◆ Records supplied:
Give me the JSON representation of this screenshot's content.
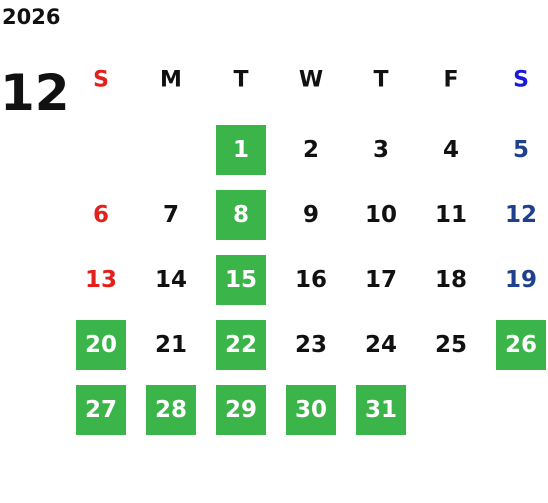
{
  "calendar": {
    "year": "2026",
    "month": "12",
    "weekdays": [
      "S",
      "M",
      "T",
      "W",
      "T",
      "F",
      "S"
    ],
    "colors": {
      "sunday": "#e3201b",
      "saturday_header": "#1a1adb",
      "saturday": "#1f3f8f",
      "weekday": "#111111",
      "highlight": "#3bb54a",
      "highlight_text": "#ffffff"
    },
    "weeks": [
      [
        null,
        null,
        {
          "day": 1,
          "highlight": true
        },
        {
          "day": 2,
          "highlight": false
        },
        {
          "day": 3,
          "highlight": false
        },
        {
          "day": 4,
          "highlight": false
        },
        {
          "day": 5,
          "highlight": false
        }
      ],
      [
        {
          "day": 6,
          "highlight": false
        },
        {
          "day": 7,
          "highlight": false
        },
        {
          "day": 8,
          "highlight": true
        },
        {
          "day": 9,
          "highlight": false
        },
        {
          "day": 10,
          "highlight": false
        },
        {
          "day": 11,
          "highlight": false
        },
        {
          "day": 12,
          "highlight": false
        }
      ],
      [
        {
          "day": 13,
          "highlight": false
        },
        {
          "day": 14,
          "highlight": false
        },
        {
          "day": 15,
          "highlight": true
        },
        {
          "day": 16,
          "highlight": false
        },
        {
          "day": 17,
          "highlight": false
        },
        {
          "day": 18,
          "highlight": false
        },
        {
          "day": 19,
          "highlight": false
        }
      ],
      [
        {
          "day": 20,
          "highlight": true
        },
        {
          "day": 21,
          "highlight": false
        },
        {
          "day": 22,
          "highlight": true
        },
        {
          "day": 23,
          "highlight": false
        },
        {
          "day": 24,
          "highlight": false
        },
        {
          "day": 25,
          "highlight": false
        },
        {
          "day": 26,
          "highlight": true
        }
      ],
      [
        {
          "day": 27,
          "highlight": true
        },
        {
          "day": 28,
          "highlight": true
        },
        {
          "day": 29,
          "highlight": true
        },
        {
          "day": 30,
          "highlight": true
        },
        {
          "day": 31,
          "highlight": true
        },
        null,
        null
      ]
    ]
  }
}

◆ Exercise objective:
Transcribe all of the records above character for character. Exclude the pictures.

◆ Result of this exercise:
Give me the JSON representation of this screenshot's content.
{
  "calendar": {
    "year": "2026",
    "month": "12",
    "weekdays": [
      "S",
      "M",
      "T",
      "W",
      "T",
      "F",
      "S"
    ],
    "colors": {
      "sunday": "#e3201b",
      "saturday_header": "#1a1adb",
      "saturday": "#1f3f8f",
      "weekday": "#111111",
      "highlight": "#3bb54a",
      "highlight_text": "#ffffff"
    },
    "weeks": [
      [
        null,
        null,
        {
          "day": 1,
          "highlight": true
        },
        {
          "day": 2,
          "highlight": false
        },
        {
          "day": 3,
          "highlight": false
        },
        {
          "day": 4,
          "highlight": false
        },
        {
          "day": 5,
          "highlight": false
        }
      ],
      [
        {
          "day": 6,
          "highlight": false
        },
        {
          "day": 7,
          "highlight": false
        },
        {
          "day": 8,
          "highlight": true
        },
        {
          "day": 9,
          "highlight": false
        },
        {
          "day": 10,
          "highlight": false
        },
        {
          "day": 11,
          "highlight": false
        },
        {
          "day": 12,
          "highlight": false
        }
      ],
      [
        {
          "day": 13,
          "highlight": false
        },
        {
          "day": 14,
          "highlight": false
        },
        {
          "day": 15,
          "highlight": true
        },
        {
          "day": 16,
          "highlight": false
        },
        {
          "day": 17,
          "highlight": false
        },
        {
          "day": 18,
          "highlight": false
        },
        {
          "day": 19,
          "highlight": false
        }
      ],
      [
        {
          "day": 20,
          "highlight": true
        },
        {
          "day": 21,
          "highlight": false
        },
        {
          "day": 22,
          "highlight": true
        },
        {
          "day": 23,
          "highlight": false
        },
        {
          "day": 24,
          "highlight": false
        },
        {
          "day": 25,
          "highlight": false
        },
        {
          "day": 26,
          "highlight": true
        }
      ],
      [
        {
          "day": 27,
          "highlight": true
        },
        {
          "day": 28,
          "highlight": true
        },
        {
          "day": 29,
          "highlight": true
        },
        {
          "day": 30,
          "highlight": true
        },
        {
          "day": 31,
          "highlight": true
        },
        null,
        null
      ]
    ]
  }
}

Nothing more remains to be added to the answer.